Set task
Copy the records that follow exactly as written, but not their pictures.

The input

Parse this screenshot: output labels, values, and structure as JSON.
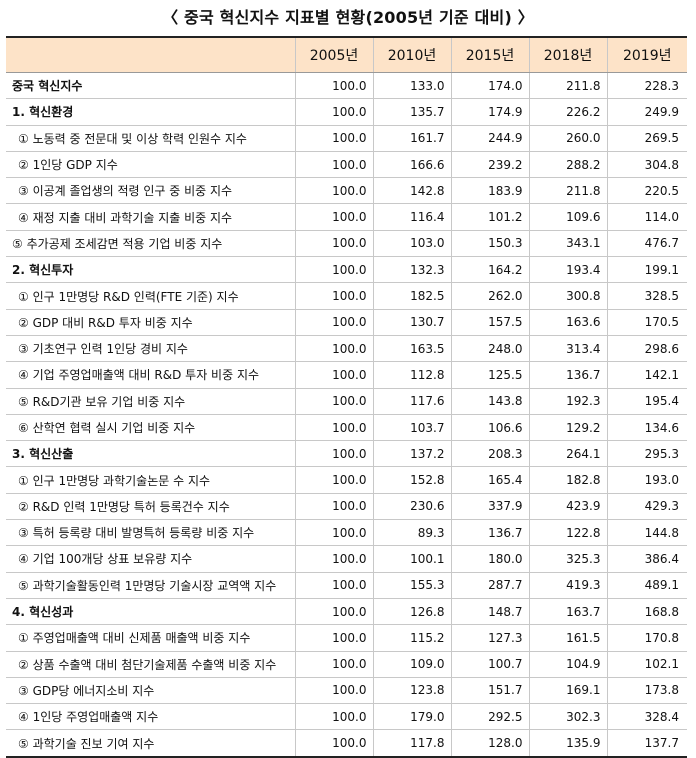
{
  "title": "〈 중국 혁신지수 지표별 현황(2005년 기준 대비) 〉",
  "columns": [
    "",
    "2005년",
    "2010년",
    "2015년",
    "2018년",
    "2019년"
  ],
  "rows": [
    {
      "label": "중국 혁신지수",
      "values": [
        "100.0",
        "133.0",
        "174.0",
        "211.8",
        "228.3"
      ],
      "bold": true,
      "sub": false
    },
    {
      "label": "1. 혁신환경",
      "values": [
        "100.0",
        "135.7",
        "174.9",
        "226.2",
        "249.9"
      ],
      "bold": true,
      "sub": false
    },
    {
      "label": "① 노동력 중 전문대 및 이상 학력 인원수 지수",
      "values": [
        "100.0",
        "161.7",
        "244.9",
        "260.0",
        "269.5"
      ],
      "bold": false,
      "sub": true
    },
    {
      "label": "② 1인당 GDP 지수",
      "values": [
        "100.0",
        "166.6",
        "239.2",
        "288.2",
        "304.8"
      ],
      "bold": false,
      "sub": true
    },
    {
      "label": "③ 이공계 졸업생의 적령 인구 중 비중 지수",
      "values": [
        "100.0",
        "142.8",
        "183.9",
        "211.8",
        "220.5"
      ],
      "bold": false,
      "sub": true
    },
    {
      "label": "④ 재정 지출 대비 과학기술 지출 비중 지수",
      "values": [
        "100.0",
        "116.4",
        "101.2",
        "109.6",
        "114.0"
      ],
      "bold": false,
      "sub": true
    },
    {
      "label": "⑤ 추가공제 조세감면 적용 기업 비중 지수",
      "values": [
        "100.0",
        "103.0",
        "150.3",
        "343.1",
        "476.7"
      ],
      "bold": false,
      "sub": false
    },
    {
      "label": "2. 혁신투자",
      "values": [
        "100.0",
        "132.3",
        "164.2",
        "193.4",
        "199.1"
      ],
      "bold": true,
      "sub": false
    },
    {
      "label": "① 인구 1만명당 R&D 인력(FTE 기준) 지수",
      "values": [
        "100.0",
        "182.5",
        "262.0",
        "300.8",
        "328.5"
      ],
      "bold": false,
      "sub": true
    },
    {
      "label": "② GDP 대비 R&D 투자 비중 지수",
      "values": [
        "100.0",
        "130.7",
        "157.5",
        "163.6",
        "170.5"
      ],
      "bold": false,
      "sub": true
    },
    {
      "label": "③ 기초연구 인력 1인당 경비 지수",
      "values": [
        "100.0",
        "163.5",
        "248.0",
        "313.4",
        "298.6"
      ],
      "bold": false,
      "sub": true
    },
    {
      "label": "④ 기업 주영업매출액 대비 R&D 투자 비중 지수",
      "values": [
        "100.0",
        "112.8",
        "125.5",
        "136.7",
        "142.1"
      ],
      "bold": false,
      "sub": true
    },
    {
      "label": "⑤ R&D기관 보유 기업 비중 지수",
      "values": [
        "100.0",
        "117.6",
        "143.8",
        "192.3",
        "195.4"
      ],
      "bold": false,
      "sub": true
    },
    {
      "label": "⑥ 산학연 협력 실시 기업 비중 지수",
      "values": [
        "100.0",
        "103.7",
        "106.6",
        "129.2",
        "134.6"
      ],
      "bold": false,
      "sub": true
    },
    {
      "label": "3. 혁신산출",
      "values": [
        "100.0",
        "137.2",
        "208.3",
        "264.1",
        "295.3"
      ],
      "bold": true,
      "sub": false
    },
    {
      "label": "① 인구 1만명당 과학기술논문 수 지수",
      "values": [
        "100.0",
        "152.8",
        "165.4",
        "182.8",
        "193.0"
      ],
      "bold": false,
      "sub": true
    },
    {
      "label": "② R&D 인력 1만명당 특허 등록건수 지수",
      "values": [
        "100.0",
        "230.6",
        "337.9",
        "423.9",
        "429.3"
      ],
      "bold": false,
      "sub": true
    },
    {
      "label": "③ 특허 등록량 대비 발명특허 등록량 비중 지수",
      "values": [
        "100.0",
        "89.3",
        "136.7",
        "122.8",
        "144.8"
      ],
      "bold": false,
      "sub": true
    },
    {
      "label": "④ 기업 100개당 상표 보유량 지수",
      "values": [
        "100.0",
        "100.1",
        "180.0",
        "325.3",
        "386.4"
      ],
      "bold": false,
      "sub": true
    },
    {
      "label": "⑤ 과학기술활동인력 1만명당 기술시장 교역액 지수",
      "values": [
        "100.0",
        "155.3",
        "287.7",
        "419.3",
        "489.1"
      ],
      "bold": false,
      "sub": true
    },
    {
      "label": "4. 혁신성과",
      "values": [
        "100.0",
        "126.8",
        "148.7",
        "163.7",
        "168.8"
      ],
      "bold": true,
      "sub": false
    },
    {
      "label": "① 주영업매출액 대비 신제품 매출액 비중 지수",
      "values": [
        "100.0",
        "115.2",
        "127.3",
        "161.5",
        "170.8"
      ],
      "bold": false,
      "sub": true
    },
    {
      "label": "② 상품 수출액 대비 첨단기술제품 수출액 비중 지수",
      "values": [
        "100.0",
        "109.0",
        "100.7",
        "104.9",
        "102.1"
      ],
      "bold": false,
      "sub": true
    },
    {
      "label": "③ GDP당 에너지소비 지수",
      "values": [
        "100.0",
        "123.8",
        "151.7",
        "169.1",
        "173.8"
      ],
      "bold": false,
      "sub": true
    },
    {
      "label": "④ 1인당 주영업매출액 지수",
      "values": [
        "100.0",
        "179.0",
        "292.5",
        "302.3",
        "328.4"
      ],
      "bold": false,
      "sub": true
    },
    {
      "label": "⑤ 과학기술 진보 기여 지수",
      "values": [
        "100.0",
        "117.8",
        "128.0",
        "135.9",
        "137.7"
      ],
      "bold": false,
      "sub": true
    }
  ]
}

Written reply
Parse this screenshot: output labels, values, and structure as JSON.
{
  "title": "〈 중국 혁신지수 지표별 현황(2005년 기준 대비) 〉",
  "columns": [
    "",
    "2005년",
    "2010년",
    "2015년",
    "2018년",
    "2019년"
  ],
  "rows": [
    {
      "label": "중국 혁신지수",
      "values": [
        "100.0",
        "133.0",
        "174.0",
        "211.8",
        "228.3"
      ],
      "bold": true,
      "sub": false
    },
    {
      "label": "1. 혁신환경",
      "values": [
        "100.0",
        "135.7",
        "174.9",
        "226.2",
        "249.9"
      ],
      "bold": true,
      "sub": false
    },
    {
      "label": "① 노동력 중 전문대 및 이상 학력 인원수 지수",
      "values": [
        "100.0",
        "161.7",
        "244.9",
        "260.0",
        "269.5"
      ],
      "bold": false,
      "sub": true
    },
    {
      "label": "② 1인당 GDP 지수",
      "values": [
        "100.0",
        "166.6",
        "239.2",
        "288.2",
        "304.8"
      ],
      "bold": false,
      "sub": true
    },
    {
      "label": "③ 이공계 졸업생의 적령 인구 중 비중 지수",
      "values": [
        "100.0",
        "142.8",
        "183.9",
        "211.8",
        "220.5"
      ],
      "bold": false,
      "sub": true
    },
    {
      "label": "④ 재정 지출 대비 과학기술 지출 비중 지수",
      "values": [
        "100.0",
        "116.4",
        "101.2",
        "109.6",
        "114.0"
      ],
      "bold": false,
      "sub": true
    },
    {
      "label": "⑤ 추가공제 조세감면 적용 기업 비중 지수",
      "values": [
        "100.0",
        "103.0",
        "150.3",
        "343.1",
        "476.7"
      ],
      "bold": false,
      "sub": false
    },
    {
      "label": "2. 혁신투자",
      "values": [
        "100.0",
        "132.3",
        "164.2",
        "193.4",
        "199.1"
      ],
      "bold": true,
      "sub": false
    },
    {
      "label": "① 인구 1만명당 R&D 인력(FTE 기준) 지수",
      "values": [
        "100.0",
        "182.5",
        "262.0",
        "300.8",
        "328.5"
      ],
      "bold": false,
      "sub": true
    },
    {
      "label": "② GDP 대비 R&D 투자 비중 지수",
      "values": [
        "100.0",
        "130.7",
        "157.5",
        "163.6",
        "170.5"
      ],
      "bold": false,
      "sub": true
    },
    {
      "label": "③ 기초연구 인력 1인당 경비 지수",
      "values": [
        "100.0",
        "163.5",
        "248.0",
        "313.4",
        "298.6"
      ],
      "bold": false,
      "sub": true
    },
    {
      "label": "④ 기업 주영업매출액 대비 R&D 투자 비중 지수",
      "values": [
        "100.0",
        "112.8",
        "125.5",
        "136.7",
        "142.1"
      ],
      "bold": false,
      "sub": true
    },
    {
      "label": "⑤ R&D기관 보유 기업 비중 지수",
      "values": [
        "100.0",
        "117.6",
        "143.8",
        "192.3",
        "195.4"
      ],
      "bold": false,
      "sub": true
    },
    {
      "label": "⑥ 산학연 협력 실시 기업 비중 지수",
      "values": [
        "100.0",
        "103.7",
        "106.6",
        "129.2",
        "134.6"
      ],
      "bold": false,
      "sub": true
    },
    {
      "label": "3. 혁신산출",
      "values": [
        "100.0",
        "137.2",
        "208.3",
        "264.1",
        "295.3"
      ],
      "bold": true,
      "sub": false
    },
    {
      "label": "① 인구 1만명당 과학기술논문 수 지수",
      "values": [
        "100.0",
        "152.8",
        "165.4",
        "182.8",
        "193.0"
      ],
      "bold": false,
      "sub": true
    },
    {
      "label": "② R&D 인력 1만명당 특허 등록건수 지수",
      "values": [
        "100.0",
        "230.6",
        "337.9",
        "423.9",
        "429.3"
      ],
      "bold": false,
      "sub": true
    },
    {
      "label": "③ 특허 등록량 대비 발명특허 등록량 비중 지수",
      "values": [
        "100.0",
        "89.3",
        "136.7",
        "122.8",
        "144.8"
      ],
      "bold": false,
      "sub": true
    },
    {
      "label": "④ 기업 100개당 상표 보유량 지수",
      "values": [
        "100.0",
        "100.1",
        "180.0",
        "325.3",
        "386.4"
      ],
      "bold": false,
      "sub": true
    },
    {
      "label": "⑤ 과학기술활동인력 1만명당 기술시장 교역액 지수",
      "values": [
        "100.0",
        "155.3",
        "287.7",
        "419.3",
        "489.1"
      ],
      "bold": false,
      "sub": true
    },
    {
      "label": "4. 혁신성과",
      "values": [
        "100.0",
        "126.8",
        "148.7",
        "163.7",
        "168.8"
      ],
      "bold": true,
      "sub": false
    },
    {
      "label": "① 주영업매출액 대비 신제품 매출액 비중 지수",
      "values": [
        "100.0",
        "115.2",
        "127.3",
        "161.5",
        "170.8"
      ],
      "bold": false,
      "sub": true
    },
    {
      "label": "② 상품 수출액 대비 첨단기술제품 수출액 비중 지수",
      "values": [
        "100.0",
        "109.0",
        "100.7",
        "104.9",
        "102.1"
      ],
      "bold": false,
      "sub": true
    },
    {
      "label": "③ GDP당 에너지소비 지수",
      "values": [
        "100.0",
        "123.8",
        "151.7",
        "169.1",
        "173.8"
      ],
      "bold": false,
      "sub": true
    },
    {
      "label": "④ 1인당 주영업매출액 지수",
      "values": [
        "100.0",
        "179.0",
        "292.5",
        "302.3",
        "328.4"
      ],
      "bold": false,
      "sub": true
    },
    {
      "label": "⑤ 과학기술 진보 기여 지수",
      "values": [
        "100.0",
        "117.8",
        "128.0",
        "135.9",
        "137.7"
      ],
      "bold": false,
      "sub": true
    }
  ]
}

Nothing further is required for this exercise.